*About this exercise*: Search the material for "bildande" and show all lines that contain it.

= = = = = = =

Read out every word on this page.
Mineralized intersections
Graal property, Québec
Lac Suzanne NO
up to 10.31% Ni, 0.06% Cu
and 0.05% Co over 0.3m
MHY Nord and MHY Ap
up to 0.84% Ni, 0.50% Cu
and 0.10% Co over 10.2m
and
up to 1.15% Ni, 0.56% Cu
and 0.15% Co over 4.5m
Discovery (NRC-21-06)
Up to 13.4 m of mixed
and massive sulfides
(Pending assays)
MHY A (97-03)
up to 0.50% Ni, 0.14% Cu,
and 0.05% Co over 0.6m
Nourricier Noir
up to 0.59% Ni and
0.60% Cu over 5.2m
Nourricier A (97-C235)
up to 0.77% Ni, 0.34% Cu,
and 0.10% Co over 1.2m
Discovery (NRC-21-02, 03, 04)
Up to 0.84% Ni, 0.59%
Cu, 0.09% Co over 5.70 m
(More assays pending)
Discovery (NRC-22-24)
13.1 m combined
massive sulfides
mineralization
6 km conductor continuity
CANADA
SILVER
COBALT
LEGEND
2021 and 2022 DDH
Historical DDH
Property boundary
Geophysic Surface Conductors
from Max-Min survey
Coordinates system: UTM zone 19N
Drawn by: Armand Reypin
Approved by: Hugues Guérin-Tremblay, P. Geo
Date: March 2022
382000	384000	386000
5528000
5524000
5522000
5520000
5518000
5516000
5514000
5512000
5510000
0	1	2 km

= = = = = = =

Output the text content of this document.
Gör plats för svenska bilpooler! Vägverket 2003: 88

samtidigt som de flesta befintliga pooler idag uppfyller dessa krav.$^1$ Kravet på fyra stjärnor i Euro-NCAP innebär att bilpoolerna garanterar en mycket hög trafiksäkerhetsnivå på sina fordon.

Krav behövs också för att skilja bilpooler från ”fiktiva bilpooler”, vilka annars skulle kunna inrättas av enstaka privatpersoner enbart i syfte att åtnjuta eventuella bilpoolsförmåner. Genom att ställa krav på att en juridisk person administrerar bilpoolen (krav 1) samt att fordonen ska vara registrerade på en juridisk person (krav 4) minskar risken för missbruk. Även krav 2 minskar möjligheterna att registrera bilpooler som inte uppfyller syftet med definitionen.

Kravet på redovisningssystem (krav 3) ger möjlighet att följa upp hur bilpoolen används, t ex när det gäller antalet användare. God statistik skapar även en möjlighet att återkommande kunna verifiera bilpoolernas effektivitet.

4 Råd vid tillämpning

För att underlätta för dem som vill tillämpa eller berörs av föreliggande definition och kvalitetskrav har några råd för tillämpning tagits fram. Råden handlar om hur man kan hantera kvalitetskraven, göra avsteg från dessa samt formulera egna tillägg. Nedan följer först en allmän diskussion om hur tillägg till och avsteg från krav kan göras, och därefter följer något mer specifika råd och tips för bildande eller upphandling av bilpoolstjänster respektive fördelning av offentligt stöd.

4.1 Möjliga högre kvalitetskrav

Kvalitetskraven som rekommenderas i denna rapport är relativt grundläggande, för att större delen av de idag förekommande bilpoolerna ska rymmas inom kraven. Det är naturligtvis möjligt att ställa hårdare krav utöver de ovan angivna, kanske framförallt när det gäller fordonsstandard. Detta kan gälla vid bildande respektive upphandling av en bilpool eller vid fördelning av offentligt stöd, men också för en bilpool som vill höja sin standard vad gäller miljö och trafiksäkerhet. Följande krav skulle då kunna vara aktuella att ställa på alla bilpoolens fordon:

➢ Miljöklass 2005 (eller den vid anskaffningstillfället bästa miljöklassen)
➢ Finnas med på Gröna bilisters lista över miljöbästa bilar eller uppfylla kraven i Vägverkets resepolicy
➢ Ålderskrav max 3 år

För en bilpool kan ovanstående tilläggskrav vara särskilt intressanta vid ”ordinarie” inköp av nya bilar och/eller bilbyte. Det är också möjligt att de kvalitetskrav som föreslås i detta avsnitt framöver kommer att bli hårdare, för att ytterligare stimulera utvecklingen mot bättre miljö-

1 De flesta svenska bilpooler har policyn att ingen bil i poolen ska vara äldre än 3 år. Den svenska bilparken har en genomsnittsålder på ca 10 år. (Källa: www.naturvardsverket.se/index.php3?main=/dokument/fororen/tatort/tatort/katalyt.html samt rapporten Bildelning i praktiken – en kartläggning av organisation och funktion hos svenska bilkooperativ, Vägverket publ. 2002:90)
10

= = = = = = =

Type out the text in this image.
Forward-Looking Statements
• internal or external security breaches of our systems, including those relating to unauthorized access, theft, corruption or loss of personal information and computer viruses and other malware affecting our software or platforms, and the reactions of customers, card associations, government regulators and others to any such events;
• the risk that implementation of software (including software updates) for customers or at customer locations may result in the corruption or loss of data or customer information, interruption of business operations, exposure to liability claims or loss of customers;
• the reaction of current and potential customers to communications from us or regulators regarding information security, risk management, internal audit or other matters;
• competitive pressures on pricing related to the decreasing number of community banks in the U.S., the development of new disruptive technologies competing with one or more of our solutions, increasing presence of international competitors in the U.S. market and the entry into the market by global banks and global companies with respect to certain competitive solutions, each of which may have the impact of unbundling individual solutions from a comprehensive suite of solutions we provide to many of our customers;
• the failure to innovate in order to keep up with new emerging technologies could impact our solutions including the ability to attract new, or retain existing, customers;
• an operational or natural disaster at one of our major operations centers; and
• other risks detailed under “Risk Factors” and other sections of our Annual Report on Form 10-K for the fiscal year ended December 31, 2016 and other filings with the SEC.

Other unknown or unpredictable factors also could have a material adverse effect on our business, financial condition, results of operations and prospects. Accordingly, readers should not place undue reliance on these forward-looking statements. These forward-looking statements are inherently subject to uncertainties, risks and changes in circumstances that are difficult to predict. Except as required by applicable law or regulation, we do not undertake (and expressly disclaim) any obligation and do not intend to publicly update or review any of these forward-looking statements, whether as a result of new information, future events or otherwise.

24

= = = = = = =

*Problem solution*:
För att underlätta för dem som vill tillämpa eller berörs av föreliggande definition och kvalitetskrav har några råd för tillämpning tagits fram. Råden handlar om hur man kan hantera kvalitetskraven, göra avsteg från dessa samt formulera egna tillägg. Nedan följer först en allmän diskussion om hur tillägg till och avsteg från krav kan göras, och därefter följer något mer specifika råd och tips för bildande eller upphandling av bilpoolstjänster respektive fördelning av offentligt stöd.
Kvalitetskraven som rekommenderas i denna rapport är relativt grundläggande, för att större delen av de idag förekommande bilpoolerna ska rymmas inom kraven. Det är naturligtvis möjligt att ställa hårdare krav utöver de ovan angivna, kanske framförallt när det gäller fordonsstandard. Detta kan gälla vid bildande respektive upphandling av en bilpool eller vid fördelning av offentligt stöd, men också för en bilpool som vill höja sin standard vad gäller miljö och trafiksäkerhet. Följande krav skulle då kunna vara aktuella att ställa på alla bilpoolens fordon:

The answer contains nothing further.